## [TASK TO CARRY OUT]
Quote the listing in full, exactly as given, minus any pictures.

## [EXCERPTED DATA]
'''

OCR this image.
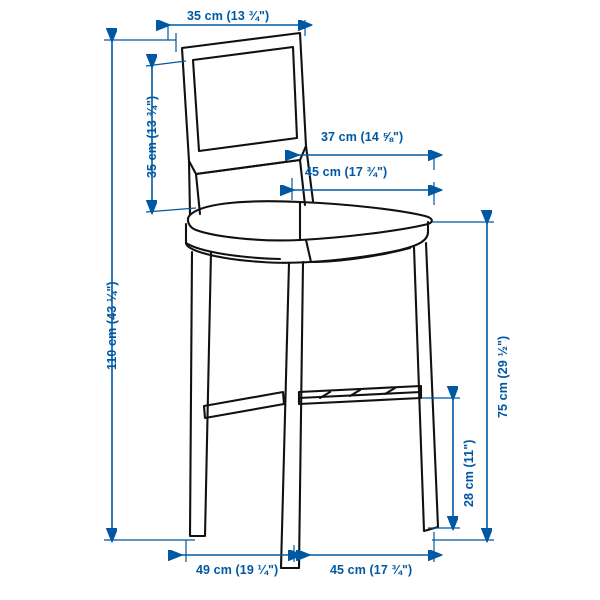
35 cm (13 ¾")
35 cm (13 ¾")	37 cm (14 ⅝")
45 cm (17 ¾")
110 cm (43 ¼")
75 cm (29 ½")
28 cm (11")
49 cm (19 ¼")	45 cm (17 ¾")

'''

## [FINAL ANSWER]
OCR this image.
35 cm (13 ¾")
35 cm (13 ¾")	37 cm (14 ⅝")
45 cm (17 ¾")
110 cm (43 ¼")
75 cm (29 ½")
28 cm (11")
49 cm (19 ¼")	45 cm (17 ¾")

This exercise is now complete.